*** Excerpt ***
The details are fuzzy, but Bowles was a safety in the prime of his playing career and Maccagnan, an eager intern in the front office.

''I probably checked Todd into training camp,'' Maccagnan recalled Wednesday.

Little did the two know that they would someday share the spotlight as the leaders of the New York Jets' new regime - Bowles as coach and Maccagnan as general manager.

''Although we never really interacted a lot, it's kind of ironic our paths have crossed even though we are from two different backgrounds, 40-something miles apart,'' Maccagnan said at the team's introductory news conference.

This is a homecoming of sorts for both Bowles, who grew up in Elizabeth, about 19 miles southeast, and was the Jets' secondary coach in 2000, and Maccagnan, who's from Hightstown, about 50 miles south of team headquarters. They both know the history of the franchise, from Broadway Joe making good on his Super Bowl guarantee in 1969 to the failure to make the big game since.

''We're going to try to build a championship team here,'' Bowles said. ''That's my only job.''

Funny thing is, Maccagnan thinks there's a good chance the two actually first crossed paths in the late-1970s. Maccagnan's father was a teacher at the Peddie School, while Bowles played football at Elizabeth High School. When Maccagnan picked up Bowles from the airport for his second interview with the Jets last week, the two talked about their New Jersey roots.
*** Recorded information ***
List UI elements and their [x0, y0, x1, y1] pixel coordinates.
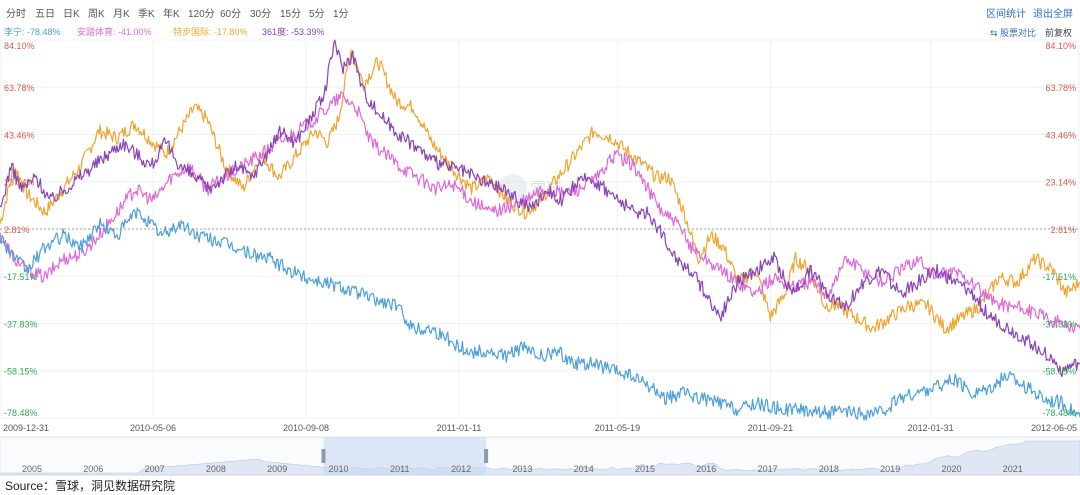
***
Directions
a) Answer these from the article on the Jets' new coach and general manager, one line each:
(i) In which town did Bowles grow up?
(ii) What was Bowles's job with the Jets in 2000?
(iii) Where did Maccagnan's father teach?
b) Reproduce word for word the passage of the article on the Jets' new coach and general manager that falls between "The details are" and "introductory news conference.", inclusive.
c) Pick up the article on the Jets' new coach and general manager where it stops and keep writing it.

Task-by-task outputs
a)
(i) Elizabeth
(ii) Secondary coach
(iii) The Peddie School

b)
The details are fuzzy, but Bowles was a safety in the prime of his playing career and Maccagnan, an eager intern in the front office.

''I probably checked Todd into training camp,'' Maccagnan recalled Wednesday.

Little did the two know that they would someday share the spotlight as the leaders of the New York Jets' new regime - Bowles as coach and Maccagnan as general manager.

''Although we never really interacted a lot, it's kind of ironic our paths have crossed even though we are from two different backgrounds, 40-something miles apart,'' Maccagnan said at the team's introductory news conference.

c)
Maccagnan realized that Bowles' football team would often have preseason practices at Peddie in 1978 or `79. And that's when it hit the new Jets GM.

''I actually went out there and probably watched their practices,'' Maccagnan said, ''not realizing that 50 yards away, Todd was running around as a junior or senior in high school.''

Now, they're on the same team, two Jersey guys aiming to turn around the Jets' fortunes after four straight years without making the playoffs.

''It was just one of those situations that just felt right,'' Maccagnan said.

Maccagnan was hired last Tuesday to replace the fired John Idzik. Bowles was signed a day later to replace Rex Ryan.

''I've been at it 15 years now and hopefully, I'm making better decisions or good decisions because, yeah, you have to win these games and you have to get to the next level,'' owner Woody Johnson said. ''Each of the gentlemen sitting to my left are, in my estimation, the people to do it.''

And unlike Ryan's first brash, headline-making news conference with the Jets in 2009, Bowles offered no Super Bowl guarantees but rather modest goals focused on restoring a winning approach.

''We're going to be a tough team,'' Bowles promised, ''an intelligent team.''

A few months into his tenure, Ryan declared that he didn't come to New York to ''kiss (Bill) Belichick's rings.'' Bowles was asked about those same rings, and managed not to provide the New England Patriots with any bulletin board material.

''I'm going to work on getting my own rings,'' he said.

The 51-year-old spent the last two seasons as Arizona's defensive coordinator. Before that, he worked with some of the game's most successful coaches - Bill Parcells, Joe Gibbs and George Seifert to name a few - first as a player during his eight-year NFL career and then as an assistant coach.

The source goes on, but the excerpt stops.